| PROVIDED INFORMATION |
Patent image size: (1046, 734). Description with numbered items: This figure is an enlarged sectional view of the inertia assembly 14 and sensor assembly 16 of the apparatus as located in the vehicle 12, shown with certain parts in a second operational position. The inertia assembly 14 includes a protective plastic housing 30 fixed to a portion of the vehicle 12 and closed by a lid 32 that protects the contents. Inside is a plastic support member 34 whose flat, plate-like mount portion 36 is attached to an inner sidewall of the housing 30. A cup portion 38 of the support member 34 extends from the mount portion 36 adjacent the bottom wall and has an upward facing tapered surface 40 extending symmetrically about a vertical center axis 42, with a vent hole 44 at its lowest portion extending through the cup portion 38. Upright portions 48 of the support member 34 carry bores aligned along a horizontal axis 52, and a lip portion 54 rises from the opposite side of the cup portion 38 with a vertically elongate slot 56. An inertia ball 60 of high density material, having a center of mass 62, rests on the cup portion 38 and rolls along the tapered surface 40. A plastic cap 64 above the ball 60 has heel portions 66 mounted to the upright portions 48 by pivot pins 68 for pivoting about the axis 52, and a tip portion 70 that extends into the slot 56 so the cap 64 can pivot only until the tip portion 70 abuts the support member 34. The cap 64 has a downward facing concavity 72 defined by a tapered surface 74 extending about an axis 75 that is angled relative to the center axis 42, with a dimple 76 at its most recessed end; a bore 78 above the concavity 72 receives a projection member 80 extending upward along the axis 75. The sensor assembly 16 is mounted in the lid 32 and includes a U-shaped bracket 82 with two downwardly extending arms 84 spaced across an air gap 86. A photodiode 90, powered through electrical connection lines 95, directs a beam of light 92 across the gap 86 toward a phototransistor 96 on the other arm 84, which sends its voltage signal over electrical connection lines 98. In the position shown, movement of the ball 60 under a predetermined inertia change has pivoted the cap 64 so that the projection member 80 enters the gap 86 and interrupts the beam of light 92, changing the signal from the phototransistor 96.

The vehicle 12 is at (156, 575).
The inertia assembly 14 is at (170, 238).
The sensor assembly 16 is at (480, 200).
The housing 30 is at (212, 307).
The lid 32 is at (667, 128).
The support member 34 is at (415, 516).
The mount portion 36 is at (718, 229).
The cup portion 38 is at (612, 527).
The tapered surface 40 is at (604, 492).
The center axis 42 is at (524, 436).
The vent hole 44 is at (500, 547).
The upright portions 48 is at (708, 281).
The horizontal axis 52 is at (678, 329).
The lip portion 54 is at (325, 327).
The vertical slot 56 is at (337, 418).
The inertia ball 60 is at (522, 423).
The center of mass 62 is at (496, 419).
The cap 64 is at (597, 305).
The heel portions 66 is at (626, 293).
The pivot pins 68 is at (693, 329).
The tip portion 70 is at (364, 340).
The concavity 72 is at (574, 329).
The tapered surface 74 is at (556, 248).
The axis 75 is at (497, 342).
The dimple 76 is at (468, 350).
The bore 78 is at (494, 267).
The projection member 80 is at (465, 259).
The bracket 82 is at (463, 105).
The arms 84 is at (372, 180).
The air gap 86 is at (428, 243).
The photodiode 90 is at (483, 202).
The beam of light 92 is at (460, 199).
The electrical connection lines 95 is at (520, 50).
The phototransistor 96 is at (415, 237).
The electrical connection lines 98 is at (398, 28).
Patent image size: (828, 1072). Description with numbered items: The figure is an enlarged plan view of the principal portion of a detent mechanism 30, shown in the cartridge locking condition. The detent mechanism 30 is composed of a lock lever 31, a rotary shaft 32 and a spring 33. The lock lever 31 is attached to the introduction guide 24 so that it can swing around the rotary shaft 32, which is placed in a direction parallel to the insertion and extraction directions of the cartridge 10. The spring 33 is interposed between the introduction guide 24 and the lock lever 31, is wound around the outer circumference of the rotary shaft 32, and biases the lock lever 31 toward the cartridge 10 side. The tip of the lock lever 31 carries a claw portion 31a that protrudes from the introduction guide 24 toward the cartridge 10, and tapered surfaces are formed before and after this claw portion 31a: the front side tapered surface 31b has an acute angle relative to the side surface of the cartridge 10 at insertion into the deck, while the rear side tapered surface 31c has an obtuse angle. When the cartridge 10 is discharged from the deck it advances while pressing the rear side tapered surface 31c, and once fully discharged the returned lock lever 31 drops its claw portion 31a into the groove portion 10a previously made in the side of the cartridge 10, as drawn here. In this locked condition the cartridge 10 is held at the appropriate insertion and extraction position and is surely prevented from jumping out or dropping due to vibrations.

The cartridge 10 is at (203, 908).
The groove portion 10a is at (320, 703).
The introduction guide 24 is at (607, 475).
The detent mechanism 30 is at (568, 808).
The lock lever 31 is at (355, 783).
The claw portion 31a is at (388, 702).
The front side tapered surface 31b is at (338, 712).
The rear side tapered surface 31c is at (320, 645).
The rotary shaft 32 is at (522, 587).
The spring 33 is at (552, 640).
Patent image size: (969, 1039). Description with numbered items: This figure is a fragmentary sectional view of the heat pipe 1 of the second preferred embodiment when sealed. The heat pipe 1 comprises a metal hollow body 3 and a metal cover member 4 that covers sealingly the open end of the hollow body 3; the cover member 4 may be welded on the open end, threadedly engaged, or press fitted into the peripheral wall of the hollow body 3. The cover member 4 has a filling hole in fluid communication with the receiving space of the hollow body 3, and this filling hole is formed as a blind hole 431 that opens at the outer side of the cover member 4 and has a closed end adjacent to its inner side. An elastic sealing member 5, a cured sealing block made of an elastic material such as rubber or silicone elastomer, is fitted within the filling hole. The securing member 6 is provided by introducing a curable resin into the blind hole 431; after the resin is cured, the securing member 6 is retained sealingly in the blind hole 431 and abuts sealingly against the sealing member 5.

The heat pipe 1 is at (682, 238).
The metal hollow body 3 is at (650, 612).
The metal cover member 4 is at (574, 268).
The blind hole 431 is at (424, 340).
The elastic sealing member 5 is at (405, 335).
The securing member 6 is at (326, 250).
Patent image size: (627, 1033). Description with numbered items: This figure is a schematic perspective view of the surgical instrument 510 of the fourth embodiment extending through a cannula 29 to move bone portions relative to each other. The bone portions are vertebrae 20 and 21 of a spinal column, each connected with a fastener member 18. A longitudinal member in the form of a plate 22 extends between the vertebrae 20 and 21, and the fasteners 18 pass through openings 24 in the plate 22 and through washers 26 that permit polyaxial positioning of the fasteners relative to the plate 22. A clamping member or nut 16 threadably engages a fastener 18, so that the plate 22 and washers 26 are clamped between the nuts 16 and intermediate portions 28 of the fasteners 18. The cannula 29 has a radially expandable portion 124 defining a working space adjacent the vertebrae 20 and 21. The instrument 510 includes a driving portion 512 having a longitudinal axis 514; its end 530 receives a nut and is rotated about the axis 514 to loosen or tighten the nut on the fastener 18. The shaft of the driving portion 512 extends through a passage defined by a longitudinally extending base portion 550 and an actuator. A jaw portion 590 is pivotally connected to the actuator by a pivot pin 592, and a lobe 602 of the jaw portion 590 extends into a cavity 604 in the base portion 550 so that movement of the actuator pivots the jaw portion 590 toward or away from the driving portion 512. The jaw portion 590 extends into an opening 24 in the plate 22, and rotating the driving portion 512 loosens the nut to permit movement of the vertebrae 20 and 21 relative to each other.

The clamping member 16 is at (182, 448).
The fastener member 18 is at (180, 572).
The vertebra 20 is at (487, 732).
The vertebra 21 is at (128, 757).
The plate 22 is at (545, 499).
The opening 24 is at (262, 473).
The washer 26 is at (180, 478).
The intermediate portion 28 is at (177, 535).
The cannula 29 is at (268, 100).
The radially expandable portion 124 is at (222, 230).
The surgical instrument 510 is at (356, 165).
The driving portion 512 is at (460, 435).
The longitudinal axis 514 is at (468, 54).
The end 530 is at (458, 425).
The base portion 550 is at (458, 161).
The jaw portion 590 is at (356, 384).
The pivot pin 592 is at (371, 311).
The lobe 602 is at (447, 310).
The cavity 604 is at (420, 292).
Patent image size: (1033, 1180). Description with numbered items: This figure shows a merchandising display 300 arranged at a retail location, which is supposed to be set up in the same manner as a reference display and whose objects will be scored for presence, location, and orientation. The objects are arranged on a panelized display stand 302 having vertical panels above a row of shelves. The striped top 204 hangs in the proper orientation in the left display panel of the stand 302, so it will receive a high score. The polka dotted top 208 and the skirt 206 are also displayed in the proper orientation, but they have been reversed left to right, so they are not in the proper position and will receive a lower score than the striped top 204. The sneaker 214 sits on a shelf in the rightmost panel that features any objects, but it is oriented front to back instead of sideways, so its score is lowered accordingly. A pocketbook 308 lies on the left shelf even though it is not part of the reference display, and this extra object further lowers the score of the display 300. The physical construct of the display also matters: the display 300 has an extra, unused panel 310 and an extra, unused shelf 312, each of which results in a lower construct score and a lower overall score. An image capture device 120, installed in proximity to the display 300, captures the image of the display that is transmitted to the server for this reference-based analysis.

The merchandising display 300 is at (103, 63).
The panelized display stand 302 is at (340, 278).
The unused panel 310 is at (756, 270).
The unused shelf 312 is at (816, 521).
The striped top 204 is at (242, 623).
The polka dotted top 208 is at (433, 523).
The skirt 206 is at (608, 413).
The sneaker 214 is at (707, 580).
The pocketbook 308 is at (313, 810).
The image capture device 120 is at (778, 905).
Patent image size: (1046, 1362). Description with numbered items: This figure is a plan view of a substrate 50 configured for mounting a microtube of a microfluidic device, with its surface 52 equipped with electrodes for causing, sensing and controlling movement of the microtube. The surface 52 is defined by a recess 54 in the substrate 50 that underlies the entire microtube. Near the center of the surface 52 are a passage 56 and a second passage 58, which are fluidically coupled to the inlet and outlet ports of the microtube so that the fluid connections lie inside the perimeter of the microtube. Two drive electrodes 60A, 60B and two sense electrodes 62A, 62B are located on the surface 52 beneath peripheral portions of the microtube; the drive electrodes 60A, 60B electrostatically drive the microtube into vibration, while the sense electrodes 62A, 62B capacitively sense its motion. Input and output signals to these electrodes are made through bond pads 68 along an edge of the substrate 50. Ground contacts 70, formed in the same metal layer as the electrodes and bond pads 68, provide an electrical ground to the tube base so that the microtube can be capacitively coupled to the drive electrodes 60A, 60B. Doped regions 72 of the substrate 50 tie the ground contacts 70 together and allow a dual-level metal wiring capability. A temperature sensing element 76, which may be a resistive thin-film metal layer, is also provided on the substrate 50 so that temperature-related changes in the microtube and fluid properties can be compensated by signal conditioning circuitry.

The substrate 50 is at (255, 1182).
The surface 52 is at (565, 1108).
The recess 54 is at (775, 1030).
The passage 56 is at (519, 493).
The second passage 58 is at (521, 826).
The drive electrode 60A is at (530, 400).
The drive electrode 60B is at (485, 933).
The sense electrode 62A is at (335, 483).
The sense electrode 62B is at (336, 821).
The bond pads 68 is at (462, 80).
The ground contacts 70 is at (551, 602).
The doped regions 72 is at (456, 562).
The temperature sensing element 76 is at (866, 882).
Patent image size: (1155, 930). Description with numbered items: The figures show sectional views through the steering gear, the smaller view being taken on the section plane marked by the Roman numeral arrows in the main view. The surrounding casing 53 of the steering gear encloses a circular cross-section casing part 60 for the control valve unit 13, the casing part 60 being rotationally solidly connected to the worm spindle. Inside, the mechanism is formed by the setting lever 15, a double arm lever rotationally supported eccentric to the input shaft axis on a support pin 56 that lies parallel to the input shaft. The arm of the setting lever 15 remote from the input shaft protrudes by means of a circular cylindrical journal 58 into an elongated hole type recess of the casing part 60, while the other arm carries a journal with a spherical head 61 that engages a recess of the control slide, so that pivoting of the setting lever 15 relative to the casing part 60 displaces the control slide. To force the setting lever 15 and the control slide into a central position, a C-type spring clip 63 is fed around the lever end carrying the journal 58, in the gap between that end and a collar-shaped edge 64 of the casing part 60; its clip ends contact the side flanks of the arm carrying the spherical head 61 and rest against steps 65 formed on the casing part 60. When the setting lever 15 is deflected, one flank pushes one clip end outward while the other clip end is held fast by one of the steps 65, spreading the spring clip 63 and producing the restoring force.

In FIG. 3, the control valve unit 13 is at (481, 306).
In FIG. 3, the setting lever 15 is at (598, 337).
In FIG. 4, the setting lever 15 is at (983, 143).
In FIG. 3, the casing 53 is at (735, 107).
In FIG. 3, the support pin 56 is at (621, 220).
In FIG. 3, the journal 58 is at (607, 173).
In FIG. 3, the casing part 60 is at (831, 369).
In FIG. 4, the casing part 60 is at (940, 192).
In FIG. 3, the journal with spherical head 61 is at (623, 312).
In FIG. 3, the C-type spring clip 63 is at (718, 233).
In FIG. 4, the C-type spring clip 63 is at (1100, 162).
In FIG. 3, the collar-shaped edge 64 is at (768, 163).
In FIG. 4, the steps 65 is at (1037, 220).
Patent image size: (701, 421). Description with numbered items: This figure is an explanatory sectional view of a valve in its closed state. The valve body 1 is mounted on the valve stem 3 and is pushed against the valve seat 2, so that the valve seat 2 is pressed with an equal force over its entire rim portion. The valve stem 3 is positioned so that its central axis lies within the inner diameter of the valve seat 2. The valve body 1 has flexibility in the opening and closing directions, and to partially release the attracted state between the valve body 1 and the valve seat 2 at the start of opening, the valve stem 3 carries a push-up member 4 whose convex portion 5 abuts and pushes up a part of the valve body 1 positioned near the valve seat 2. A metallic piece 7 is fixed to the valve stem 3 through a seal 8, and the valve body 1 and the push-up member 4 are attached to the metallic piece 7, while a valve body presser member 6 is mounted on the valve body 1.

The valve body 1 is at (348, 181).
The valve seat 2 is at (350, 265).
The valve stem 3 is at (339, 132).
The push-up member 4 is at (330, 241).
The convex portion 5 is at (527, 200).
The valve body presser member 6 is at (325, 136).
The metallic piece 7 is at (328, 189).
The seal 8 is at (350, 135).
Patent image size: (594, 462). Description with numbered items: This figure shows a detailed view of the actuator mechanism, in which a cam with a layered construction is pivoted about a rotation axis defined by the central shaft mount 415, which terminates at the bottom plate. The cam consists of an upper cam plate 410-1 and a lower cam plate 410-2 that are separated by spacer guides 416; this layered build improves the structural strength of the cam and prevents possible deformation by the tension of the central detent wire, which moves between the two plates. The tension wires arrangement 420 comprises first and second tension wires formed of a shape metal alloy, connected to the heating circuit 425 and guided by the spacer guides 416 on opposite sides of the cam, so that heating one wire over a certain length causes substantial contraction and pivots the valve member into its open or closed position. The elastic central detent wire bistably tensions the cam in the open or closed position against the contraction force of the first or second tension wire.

| TASK DETAILS |
Please count the lines in the entries above that contain the word "convex", treating uppercase and lowercase as different, and reply with only the number.

| FINISHED TASK |
2